[start of TASK INPUT]
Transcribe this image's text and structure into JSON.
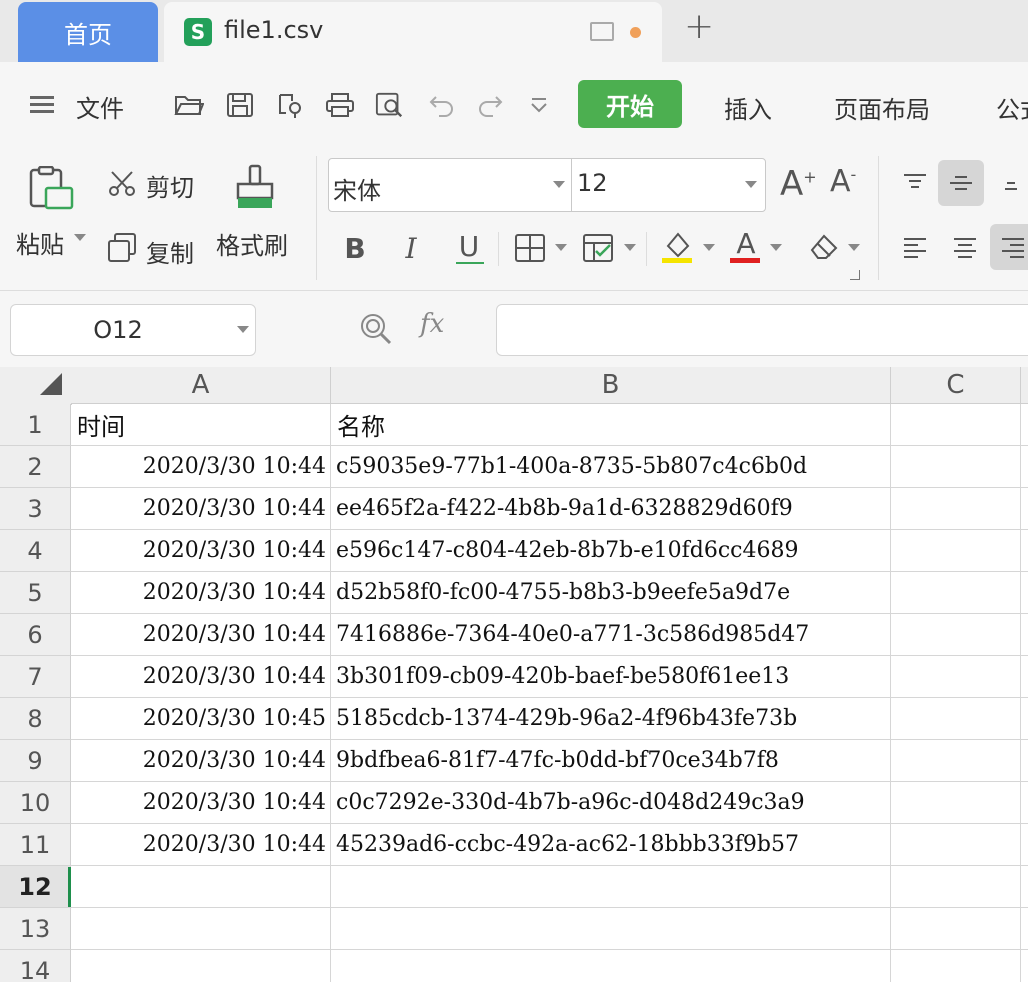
{
  "tabs": {
    "home": "首页",
    "file": "file1.csv",
    "file_icon": "S",
    "new_tab": "+"
  },
  "ribbon": {
    "menu_label": "文件",
    "tabs": [
      "开始",
      "插入",
      "页面布局",
      "公式"
    ],
    "paste": "粘贴",
    "cut": "剪切",
    "copy": "复制",
    "format_painter": "格式刷",
    "font_name": "宋体",
    "font_size": "12",
    "bold": "B",
    "italic": "I",
    "underline": "U",
    "grow_font": "A",
    "shrink_font": "A",
    "font_color_glyph": "A",
    "colors": {
      "accent": "#4caf50",
      "home_tab": "#5b8fe6",
      "highlight": "#f5e400",
      "font_color": "#e02020",
      "active_cell": "#1e8f4c"
    }
  },
  "formula_bar": {
    "name_box": "O12",
    "fx": "fx",
    "formula": ""
  },
  "sheet": {
    "columns": [
      "A",
      "B",
      "C"
    ],
    "rows": [
      {
        "num": "1",
        "a": "时间",
        "b": "名称"
      },
      {
        "num": "2",
        "a": "2020/3/30 10:44",
        "b": "c59035e9-77b1-400a-8735-5b807c4c6b0d"
      },
      {
        "num": "3",
        "a": "2020/3/30 10:44",
        "b": "ee465f2a-f422-4b8b-9a1d-6328829d60f9"
      },
      {
        "num": "4",
        "a": "2020/3/30 10:44",
        "b": "e596c147-c804-42eb-8b7b-e10fd6cc4689"
      },
      {
        "num": "5",
        "a": "2020/3/30 10:44",
        "b": "d52b58f0-fc00-4755-b8b3-b9eefe5a9d7e"
      },
      {
        "num": "6",
        "a": "2020/3/30 10:44",
        "b": "7416886e-7364-40e0-a771-3c586d985d47"
      },
      {
        "num": "7",
        "a": "2020/3/30 10:44",
        "b": "3b301f09-cb09-420b-baef-be580f61ee13"
      },
      {
        "num": "8",
        "a": "2020/3/30 10:45",
        "b": "5185cdcb-1374-429b-96a2-4f96b43fe73b"
      },
      {
        "num": "9",
        "a": "2020/3/30 10:44",
        "b": "9bdfbea6-81f7-47fc-b0dd-bf70ce34b7f8"
      },
      {
        "num": "10",
        "a": "2020/3/30 10:44",
        "b": "c0c7292e-330d-4b7b-a96c-d048d249c3a9"
      },
      {
        "num": "11",
        "a": "2020/3/30 10:44",
        "b": "45239ad6-ccbc-492a-ac62-18bbb33f9b57"
      },
      {
        "num": "12",
        "a": "",
        "b": ""
      },
      {
        "num": "13",
        "a": "",
        "b": ""
      },
      {
        "num": "14",
        "a": "",
        "b": ""
      }
    ]
  }
}
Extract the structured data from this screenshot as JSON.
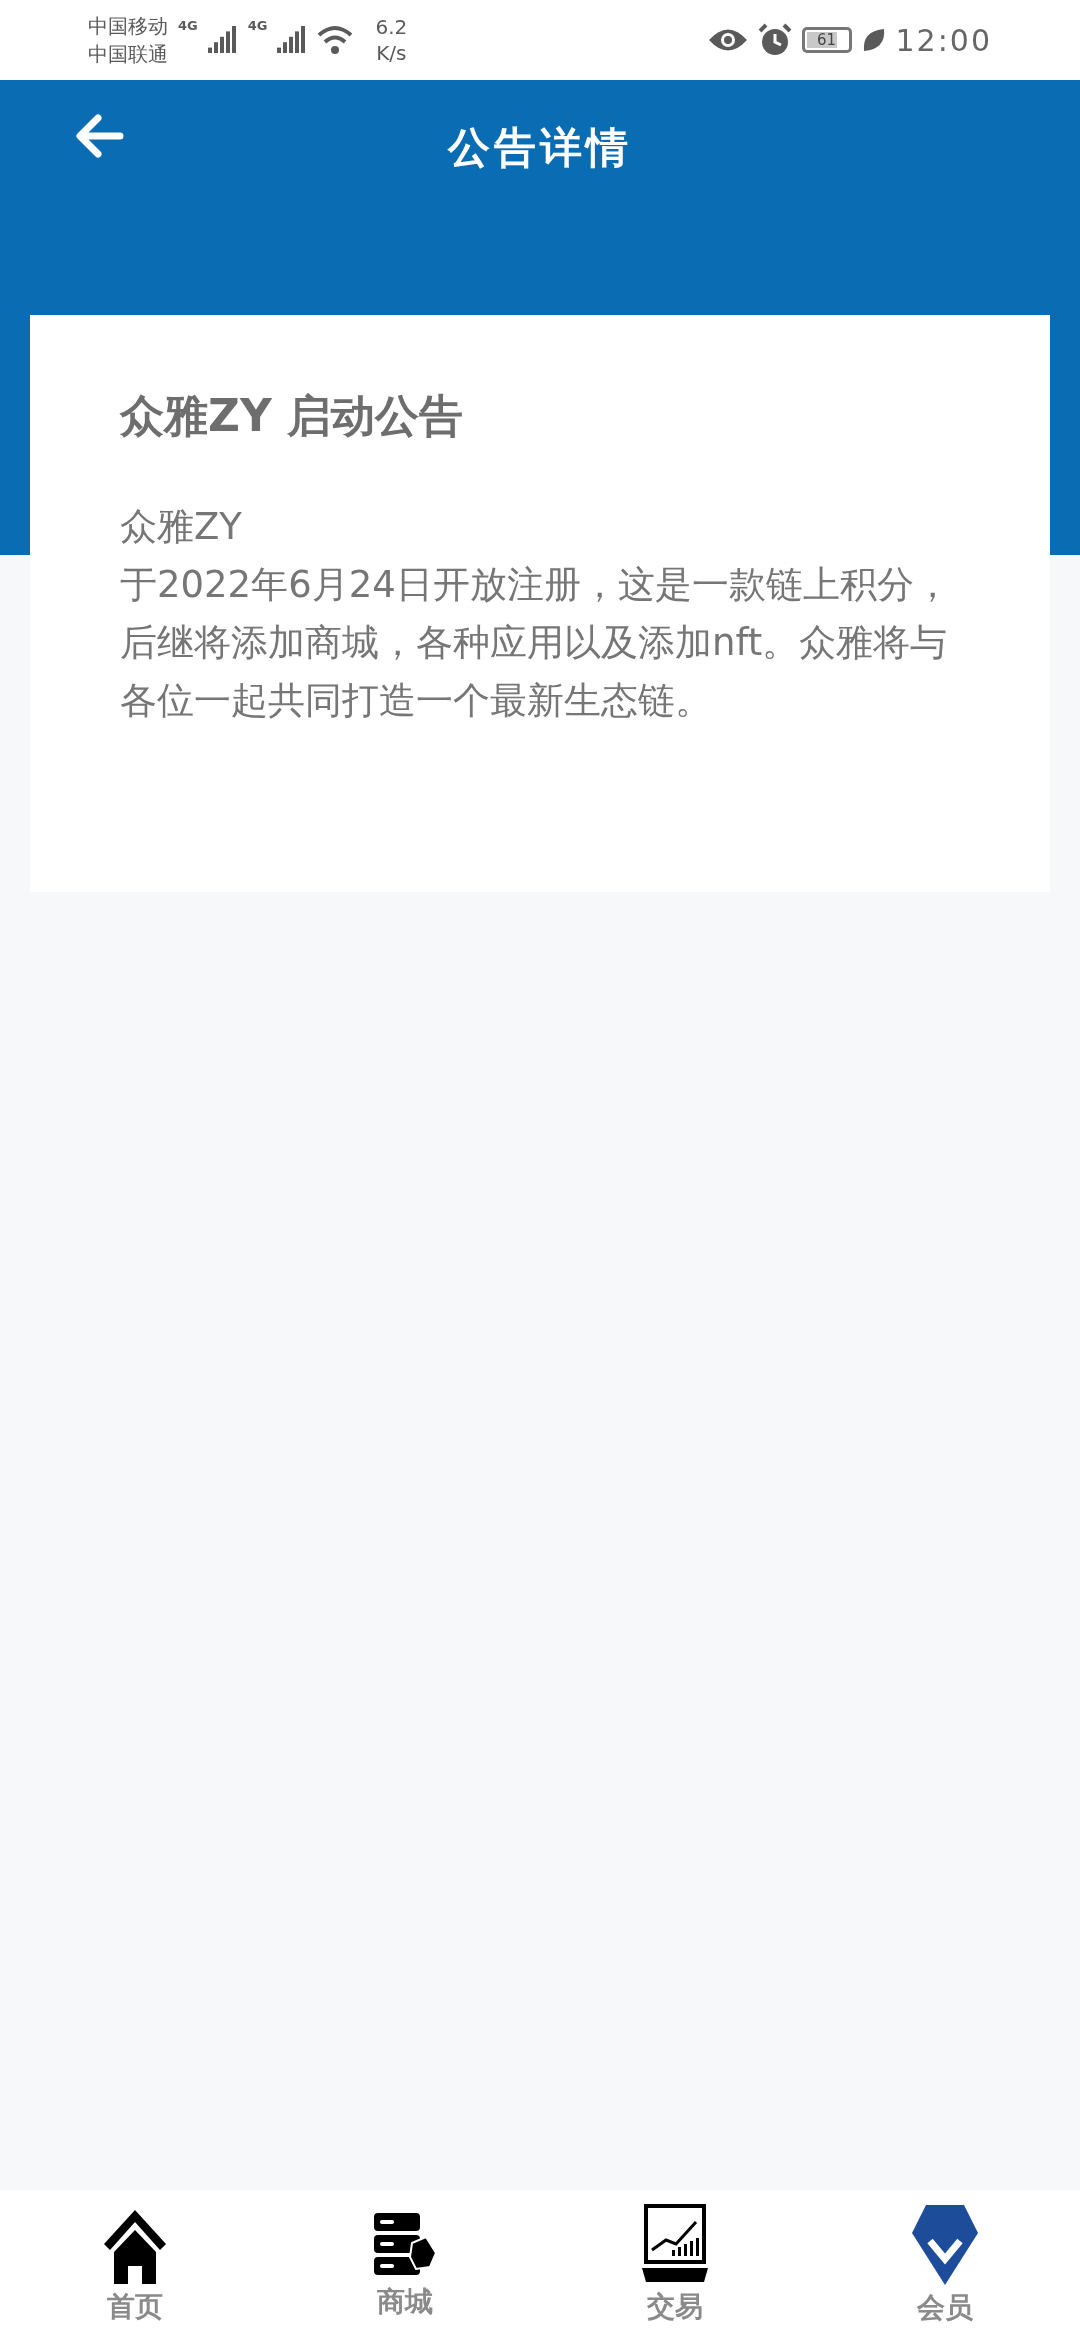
{
  "status_bar": {
    "carriers": [
      "中国移动",
      "中国联通"
    ],
    "network_tags": [
      "4G",
      "4G"
    ],
    "speed": [
      "6.2",
      "K/s"
    ],
    "battery": "61",
    "time": "12:00"
  },
  "header": {
    "title": "公告详情"
  },
  "notice": {
    "title": "众雅ZY 启动公告",
    "lines": [
      "众雅ZY",
      "于2022年6月24日开放注册，这是一款链上积分，后继将添加商城，各种应用以及添加nft。众雅将与各位一起共同打造一个最新生态链。"
    ]
  },
  "tab_bar": [
    {
      "kind": "home",
      "label": "首页"
    },
    {
      "kind": "shop",
      "label": "商城"
    },
    {
      "kind": "trade",
      "label": "交易"
    },
    {
      "kind": "member",
      "label": "会员"
    }
  ]
}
[end of TASK INPUT]
* [WHAT NEEDS TO BE DONE]: Take the line containing "Extract the structured" through the last line of the material and retype exactly those lines, both ends included, with no pictures.

* [RESULT OF THIS EXERCISE]:
Extract the structured data from this screenshot as JSON.
{
  "status_bar": {
    "carriers": [
      "中国移动",
      "中国联通"
    ],
    "network_tags": [
      "4G",
      "4G"
    ],
    "speed": [
      "6.2",
      "K/s"
    ],
    "battery": "61",
    "time": "12:00"
  },
  "header": {
    "title": "公告详情"
  },
  "notice": {
    "title": "众雅ZY 启动公告",
    "lines": [
      "众雅ZY",
      "于2022年6月24日开放注册，这是一款链上积分，后继将添加商城，各种应用以及添加nft。众雅将与各位一起共同打造一个最新生态链。"
    ]
  },
  "tab_bar": [
    {
      "kind": "home",
      "label": "首页"
    },
    {
      "kind": "shop",
      "label": "商城"
    },
    {
      "kind": "trade",
      "label": "交易"
    },
    {
      "kind": "member",
      "label": "会员"
    }
  ]
}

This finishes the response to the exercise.